BRIEF: Write out the full set of records below exactly.

##########

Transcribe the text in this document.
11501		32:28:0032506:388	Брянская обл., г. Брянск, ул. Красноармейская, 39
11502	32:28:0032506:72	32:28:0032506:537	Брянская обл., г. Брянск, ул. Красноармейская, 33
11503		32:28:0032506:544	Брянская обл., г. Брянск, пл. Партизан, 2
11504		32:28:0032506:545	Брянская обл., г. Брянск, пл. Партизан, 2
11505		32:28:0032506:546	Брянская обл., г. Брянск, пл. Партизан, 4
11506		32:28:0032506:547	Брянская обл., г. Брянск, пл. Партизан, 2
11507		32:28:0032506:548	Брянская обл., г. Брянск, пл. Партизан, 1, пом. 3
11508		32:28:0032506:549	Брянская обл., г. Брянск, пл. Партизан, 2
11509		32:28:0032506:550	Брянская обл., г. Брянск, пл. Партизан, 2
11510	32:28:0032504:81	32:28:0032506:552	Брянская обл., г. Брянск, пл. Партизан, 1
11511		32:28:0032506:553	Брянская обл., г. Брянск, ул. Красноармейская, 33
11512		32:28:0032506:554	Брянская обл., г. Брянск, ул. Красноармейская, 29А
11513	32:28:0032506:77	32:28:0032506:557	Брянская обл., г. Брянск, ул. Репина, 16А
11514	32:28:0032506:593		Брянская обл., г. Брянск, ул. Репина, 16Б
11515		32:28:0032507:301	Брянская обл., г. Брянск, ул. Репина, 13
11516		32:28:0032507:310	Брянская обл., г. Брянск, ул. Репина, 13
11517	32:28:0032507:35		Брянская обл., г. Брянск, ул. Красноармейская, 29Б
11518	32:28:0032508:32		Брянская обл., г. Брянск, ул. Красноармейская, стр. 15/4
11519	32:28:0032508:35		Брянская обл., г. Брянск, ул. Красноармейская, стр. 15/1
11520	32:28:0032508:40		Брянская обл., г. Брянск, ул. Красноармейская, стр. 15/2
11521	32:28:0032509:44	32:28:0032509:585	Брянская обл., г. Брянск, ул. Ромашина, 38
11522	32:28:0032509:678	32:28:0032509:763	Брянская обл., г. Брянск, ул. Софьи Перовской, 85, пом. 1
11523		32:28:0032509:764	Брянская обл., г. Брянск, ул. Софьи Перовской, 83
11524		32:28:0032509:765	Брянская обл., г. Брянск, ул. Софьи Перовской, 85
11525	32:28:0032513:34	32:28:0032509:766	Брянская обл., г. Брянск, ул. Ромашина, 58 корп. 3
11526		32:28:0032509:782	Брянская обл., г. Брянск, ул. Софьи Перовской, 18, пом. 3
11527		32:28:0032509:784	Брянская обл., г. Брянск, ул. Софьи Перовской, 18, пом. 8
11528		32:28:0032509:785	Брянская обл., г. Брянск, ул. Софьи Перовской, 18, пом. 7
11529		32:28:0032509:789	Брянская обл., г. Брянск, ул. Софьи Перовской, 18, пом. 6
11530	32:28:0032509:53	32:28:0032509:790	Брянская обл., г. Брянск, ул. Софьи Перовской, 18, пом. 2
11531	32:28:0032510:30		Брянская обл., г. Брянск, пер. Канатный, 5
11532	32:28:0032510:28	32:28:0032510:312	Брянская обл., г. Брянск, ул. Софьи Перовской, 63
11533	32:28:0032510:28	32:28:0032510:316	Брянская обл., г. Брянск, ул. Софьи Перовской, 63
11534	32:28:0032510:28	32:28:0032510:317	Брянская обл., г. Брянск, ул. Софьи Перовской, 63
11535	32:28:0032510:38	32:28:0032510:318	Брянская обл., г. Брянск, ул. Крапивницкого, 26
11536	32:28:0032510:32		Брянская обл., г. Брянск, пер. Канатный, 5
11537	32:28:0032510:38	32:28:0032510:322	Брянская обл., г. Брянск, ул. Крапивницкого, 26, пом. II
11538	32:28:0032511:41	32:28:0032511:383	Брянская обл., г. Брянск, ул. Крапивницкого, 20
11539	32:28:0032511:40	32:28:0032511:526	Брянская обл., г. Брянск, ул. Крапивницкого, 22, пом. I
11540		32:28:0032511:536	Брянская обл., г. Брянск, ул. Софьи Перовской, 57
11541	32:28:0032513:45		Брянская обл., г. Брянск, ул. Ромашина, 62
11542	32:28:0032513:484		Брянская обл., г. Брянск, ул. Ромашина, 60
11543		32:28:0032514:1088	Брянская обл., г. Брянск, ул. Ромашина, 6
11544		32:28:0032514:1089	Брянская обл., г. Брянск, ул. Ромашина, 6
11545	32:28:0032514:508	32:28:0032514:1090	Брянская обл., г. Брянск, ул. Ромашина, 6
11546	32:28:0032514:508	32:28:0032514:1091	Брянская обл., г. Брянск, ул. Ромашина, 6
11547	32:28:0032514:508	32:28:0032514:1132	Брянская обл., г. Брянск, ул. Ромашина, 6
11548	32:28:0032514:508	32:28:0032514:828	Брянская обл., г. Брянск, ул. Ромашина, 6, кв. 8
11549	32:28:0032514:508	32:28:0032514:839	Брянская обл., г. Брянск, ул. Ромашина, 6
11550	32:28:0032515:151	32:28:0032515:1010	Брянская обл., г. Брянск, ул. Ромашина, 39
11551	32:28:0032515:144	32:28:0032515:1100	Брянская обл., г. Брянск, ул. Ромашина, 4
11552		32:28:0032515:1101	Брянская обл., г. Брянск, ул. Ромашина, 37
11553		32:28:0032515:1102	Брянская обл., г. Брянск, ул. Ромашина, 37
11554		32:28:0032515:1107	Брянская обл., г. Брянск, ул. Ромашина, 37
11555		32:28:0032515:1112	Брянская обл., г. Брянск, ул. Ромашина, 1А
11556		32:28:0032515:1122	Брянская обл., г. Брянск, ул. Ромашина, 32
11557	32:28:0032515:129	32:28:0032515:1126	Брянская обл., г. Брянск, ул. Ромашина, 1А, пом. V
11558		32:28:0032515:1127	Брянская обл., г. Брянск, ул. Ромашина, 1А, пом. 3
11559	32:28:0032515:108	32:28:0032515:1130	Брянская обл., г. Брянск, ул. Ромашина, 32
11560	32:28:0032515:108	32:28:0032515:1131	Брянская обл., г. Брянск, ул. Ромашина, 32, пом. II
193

##########

ANSWER TO THIS TASK:
Transcribe the text in this document.
11501		32:28:0032506:388	Брянская обл., г. Брянск, ул. Красноармейская, 39
11502	32:28:0032506:72	32:28:0032506:537	Брянская обл., г. Брянск, ул. Красноармейская, 33
11503		32:28:0032506:544	Брянская обл., г. Брянск, пл. Партизан, 2
11504		32:28:0032506:545	Брянская обл., г. Брянск, пл. Партизан, 2
11505		32:28:0032506:546	Брянская обл., г. Брянск, пл. Партизан, 4
11506		32:28:0032506:547	Брянская обл., г. Брянск, пл. Партизан, 2
11507		32:28:0032506:548	Брянская обл., г. Брянск, пл. Партизан, 1, пом. 3
11508		32:28:0032506:549	Брянская обл., г. Брянск, пл. Партизан, 2
11509		32:28:0032506:550	Брянская обл., г. Брянск, пл. Партизан, 2
11510	32:28:0032504:81	32:28:0032506:552	Брянская обл., г. Брянск, пл. Партизан, 1
11511		32:28:0032506:553	Брянская обл., г. Брянск, ул. Красноармейская, 33
11512		32:28:0032506:554	Брянская обл., г. Брянск, ул. Красноармейская, 29А
11513	32:28:0032506:77	32:28:0032506:557	Брянская обл., г. Брянск, ул. Репина, 16А
11514	32:28:0032506:593		Брянская обл., г. Брянск, ул. Репина, 16Б
11515		32:28:0032507:301	Брянская обл., г. Брянск, ул. Репина, 13
11516		32:28:0032507:310	Брянская обл., г. Брянск, ул. Репина, 13
11517	32:28:0032507:35		Брянская обл., г. Брянск, ул. Красноармейская, 29Б
11518	32:28:0032508:32		Брянская обл., г. Брянск, ул. Красноармейская, стр. 15/4
11519	32:28:0032508:35		Брянская обл., г. Брянск, ул. Красноармейская, стр. 15/1
11520	32:28:0032508:40		Брянская обл., г. Брянск, ул. Красноармейская, стр. 15/2
11521	32:28:0032509:44	32:28:0032509:585	Брянская обл., г. Брянск, ул. Ромашина, 38
11522	32:28:0032509:678	32:28:0032509:763	Брянская обл., г. Брянск, ул. Софьи Перовской, 85, пом. 1
11523		32:28:0032509:764	Брянская обл., г. Брянск, ул. Софьи Перовской, 83
11524		32:28:0032509:765	Брянская обл., г. Брянск, ул. Софьи Перовской, 85
11525	32:28:0032513:34	32:28:0032509:766	Брянская обл., г. Брянск, ул. Ромашина, 58 корп. 3
11526		32:28:0032509:782	Брянская обл., г. Брянск, ул. Софьи Перовской, 18, пом. 3
11527		32:28:0032509:784	Брянская обл., г. Брянск, ул. Софьи Перовской, 18, пом. 8
11528		32:28:0032509:785	Брянская обл., г. Брянск, ул. Софьи Перовской, 18, пом. 7
11529		32:28:0032509:789	Брянская обл., г. Брянск, ул. Софьи Перовской, 18, пом. 6
11530	32:28:0032509:53	32:28:0032509:790	Брянская обл., г. Брянск, ул. Софьи Перовской, 18, пом. 2
11531	32:28:0032510:30		Брянская обл., г. Брянск, пер. Канатный, 5
11532	32:28:0032510:28	32:28:0032510:312	Брянская обл., г. Брянск, ул. Софьи Перовской, 63
11533	32:28:0032510:28	32:28:0032510:316	Брянская обл., г. Брянск, ул. Софьи Перовской, 63
11534	32:28:0032510:28	32:28:0032510:317	Брянская обл., г. Брянск, ул. Софьи Перовской, 63
11535	32:28:0032510:38	32:28:0032510:318	Брянская обл., г. Брянск, ул. Крапивницкого, 26
11536	32:28:0032510:32		Брянская обл., г. Брянск, пер. Канатный, 5
11537	32:28:0032510:38	32:28:0032510:322	Брянская обл., г. Брянск, ул. Крапивницкого, 26, пом. II
11538	32:28:0032511:41	32:28:0032511:383	Брянская обл., г. Брянск, ул. Крапивницкого, 20
11539	32:28:0032511:40	32:28:0032511:526	Брянская обл., г. Брянск, ул. Крапивницкого, 22, пом. I
11540		32:28:0032511:536	Брянская обл., г. Брянск, ул. Софьи Перовской, 57
11541	32:28:0032513:45		Брянская обл., г. Брянск, ул. Ромашина, 62
11542	32:28:0032513:484		Брянская обл., г. Брянск, ул. Ромашина, 60
11543		32:28:0032514:1088	Брянская обл., г. Брянск, ул. Ромашина, 6
11544		32:28:0032514:1089	Брянская обл., г. Брянск, ул. Ромашина, 6
11545	32:28:0032514:508	32:28:0032514:1090	Брянская обл., г. Брянск, ул. Ромашина, 6
11546	32:28:0032514:508	32:28:0032514:1091	Брянская обл., г. Брянск, ул. Ромашина, 6
11547	32:28:0032514:508	32:28:0032514:1132	Брянская обл., г. Брянск, ул. Ромашина, 6
11548	32:28:0032514:508	32:28:0032514:828	Брянская обл., г. Брянск, ул. Ромашина, 6, кв. 8
11549	32:28:0032514:508	32:28:0032514:839	Брянская обл., г. Брянск, ул. Ромашина, 6
11550	32:28:0032515:151	32:28:0032515:1010	Брянская обл., г. Брянск, ул. Ромашина, 39
11551	32:28:0032515:144	32:28:0032515:1100	Брянская обл., г. Брянск, ул. Ромашина, 4
11552		32:28:0032515:1101	Брянская обл., г. Брянск, ул. Ромашина, 37
11553		32:28:0032515:1102	Брянская обл., г. Брянск, ул. Ромашина, 37
11554		32:28:0032515:1107	Брянская обл., г. Брянск, ул. Ромашина, 37
11555		32:28:0032515:1112	Брянская обл., г. Брянск, ул. Ромашина, 1А
11556		32:28:0032515:1122	Брянская обл., г. Брянск, ул. Ромашина, 32
11557	32:28:0032515:129	32:28:0032515:1126	Брянская обл., г. Брянск, ул. Ромашина, 1А, пом. V
11558		32:28:0032515:1127	Брянская обл., г. Брянск, ул. Ромашина, 1А, пом. 3
11559	32:28:0032515:108	32:28:0032515:1130	Брянская обл., г. Брянск, ул. Ромашина, 32
11560	32:28:0032515:108	32:28:0032515:1131	Брянская обл., г. Брянск, ул. Ромашина, 32, пом. II
193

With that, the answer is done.